**Texte à lire:**

+++

Crédits photo : Ahmed Boussarhane/LNT
Les sommités de l’Education Nationale et de l’apprentissage se sont retrouvés en ce début de semaine à Skhirat. Ministres, membres du gouvernement concernés par la mise en œuvre de l’INDH, représentants d’organismes internationaux et d’institutions publiques, diplomates et de nombre d’acteurs publics et privés et bien d’autres acteurs de la société civile, ont pris part à la deuxième édition des Assises Nationales du Développement Humain placée cette année sous le thème : » La qualité des apprentissages, clé du développement humain « .
En somme, le décor a été parfaitement planté pour un débat sérieux, responsable et profond sur Al Madrasa Al Watania, la problématique de l’apprentissage. Lors de cette journée également, les participants ont insisté sur la centralité de l’élève dans tout projet de réforme du système éducatif et le rôle crucial de l’enseignant, en tant que pilier de l’acquisition des apprentissages.
Le ministre de l’Éducation Nationale, Chakib Benmoussa, a fait relever que le développement du capital humain à travers une école de qualité, passe inéluctablement par la généralisation de l’enseignement préscolaire et le renforcement des capacités essentielles, notamment la lecture, l’écriture, la programmation et le calcul. Et de poursuivre que son département a mis en place une feuille de route pour un développement éducatif qui détermine les priorités de la période 2022-2026, et qui vise à orienter les efforts vers des mesures qui impactent directement l’apprenant.
L’INDH participe au renforcement des services du soutien social et éducatif à travers son programme consacré à encourager la réussite et à traiter des causes principales de la déscolarisation dans les milieux pauvres et vulnérables, a-t-il ajouté, précisant qu’elle renforce les capacités et les aptitudes cognitives chez les élèves du primaire, en partenariat avec les directions provinciales du ministère.

+++

**Exercice écrit 1:** Selon le texte à lire, quel était le thème de la deuxième édition des Assises Nationales du Développement Humain ?

+++

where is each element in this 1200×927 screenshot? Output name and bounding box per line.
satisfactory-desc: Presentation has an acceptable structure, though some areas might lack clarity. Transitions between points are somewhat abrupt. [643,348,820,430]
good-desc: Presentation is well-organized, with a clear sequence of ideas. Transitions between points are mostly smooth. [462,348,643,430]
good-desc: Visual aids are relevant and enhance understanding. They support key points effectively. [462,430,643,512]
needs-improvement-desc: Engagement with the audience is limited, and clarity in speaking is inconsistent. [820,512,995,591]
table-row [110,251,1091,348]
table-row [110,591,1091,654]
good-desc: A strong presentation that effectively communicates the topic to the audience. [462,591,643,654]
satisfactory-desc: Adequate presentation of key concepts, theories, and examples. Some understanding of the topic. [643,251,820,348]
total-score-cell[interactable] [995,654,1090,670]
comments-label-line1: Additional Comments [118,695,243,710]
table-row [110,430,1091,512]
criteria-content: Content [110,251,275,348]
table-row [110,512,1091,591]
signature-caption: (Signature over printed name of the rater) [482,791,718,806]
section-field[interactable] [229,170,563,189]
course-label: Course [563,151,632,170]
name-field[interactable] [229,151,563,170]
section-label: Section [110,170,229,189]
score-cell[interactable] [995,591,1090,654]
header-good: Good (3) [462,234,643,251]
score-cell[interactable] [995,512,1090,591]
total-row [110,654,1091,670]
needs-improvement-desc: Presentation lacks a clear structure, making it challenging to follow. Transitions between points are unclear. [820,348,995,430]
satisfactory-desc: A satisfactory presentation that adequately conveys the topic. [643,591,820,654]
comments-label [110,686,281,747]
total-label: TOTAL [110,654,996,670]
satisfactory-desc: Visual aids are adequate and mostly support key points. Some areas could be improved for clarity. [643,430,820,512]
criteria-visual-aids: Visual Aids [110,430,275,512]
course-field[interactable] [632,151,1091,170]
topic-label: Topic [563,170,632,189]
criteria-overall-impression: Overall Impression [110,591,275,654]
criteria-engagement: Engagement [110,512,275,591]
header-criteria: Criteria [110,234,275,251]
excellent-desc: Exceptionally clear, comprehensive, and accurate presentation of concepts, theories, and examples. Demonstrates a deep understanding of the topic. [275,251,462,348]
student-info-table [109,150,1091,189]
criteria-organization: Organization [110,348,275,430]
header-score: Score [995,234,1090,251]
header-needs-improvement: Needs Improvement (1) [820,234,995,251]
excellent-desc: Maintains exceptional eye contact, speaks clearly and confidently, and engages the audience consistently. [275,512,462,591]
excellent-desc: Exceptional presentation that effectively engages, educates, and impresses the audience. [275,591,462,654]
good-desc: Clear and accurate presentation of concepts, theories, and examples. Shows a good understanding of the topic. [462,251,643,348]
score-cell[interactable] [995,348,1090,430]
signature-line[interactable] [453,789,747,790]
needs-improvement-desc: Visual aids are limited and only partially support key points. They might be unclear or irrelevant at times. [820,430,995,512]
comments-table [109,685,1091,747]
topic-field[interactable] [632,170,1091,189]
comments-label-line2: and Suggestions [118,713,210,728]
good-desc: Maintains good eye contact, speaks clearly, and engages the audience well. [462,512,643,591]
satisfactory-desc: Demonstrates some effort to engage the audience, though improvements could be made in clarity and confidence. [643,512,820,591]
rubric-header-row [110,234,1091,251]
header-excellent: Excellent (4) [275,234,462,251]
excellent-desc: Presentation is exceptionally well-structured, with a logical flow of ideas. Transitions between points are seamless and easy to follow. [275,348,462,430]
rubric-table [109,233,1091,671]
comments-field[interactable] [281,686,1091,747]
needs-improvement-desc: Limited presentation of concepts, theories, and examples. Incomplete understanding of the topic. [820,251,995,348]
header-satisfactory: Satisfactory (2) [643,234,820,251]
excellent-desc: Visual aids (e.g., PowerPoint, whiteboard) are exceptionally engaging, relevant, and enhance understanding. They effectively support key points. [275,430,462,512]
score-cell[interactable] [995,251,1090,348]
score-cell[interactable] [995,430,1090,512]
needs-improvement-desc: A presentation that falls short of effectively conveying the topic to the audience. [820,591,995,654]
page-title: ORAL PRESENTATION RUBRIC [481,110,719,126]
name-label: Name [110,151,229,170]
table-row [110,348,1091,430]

+++

**Exercice écrit 2:** Mettez en liste numérotée le passage des entrées qui va de leur début jusqu'à la ligne contenant "good-desc: Visual aids", celle-ci comprise, sans lignes vides.

**Résultat final 1:** « La qualité des apprentissages, clé du développement humain ».

**Résultat final 2:**
1. where is each element in this 1200×927 screenshot? Output name and bounding box per line.
2. satisfactory-desc: Presentation has an acceptable structure, though some areas might lack clarity. Transitions between points are somewhat abrupt. [643,348,820,430]
3. good-desc: Presentation is well-organized, with a clear sequence of ideas. Transitions between points are mostly smooth. [462,348,643,430]
4. good-desc: Visual aids are relevant and enhance understanding. They support key points effectively. [462,430,643,512]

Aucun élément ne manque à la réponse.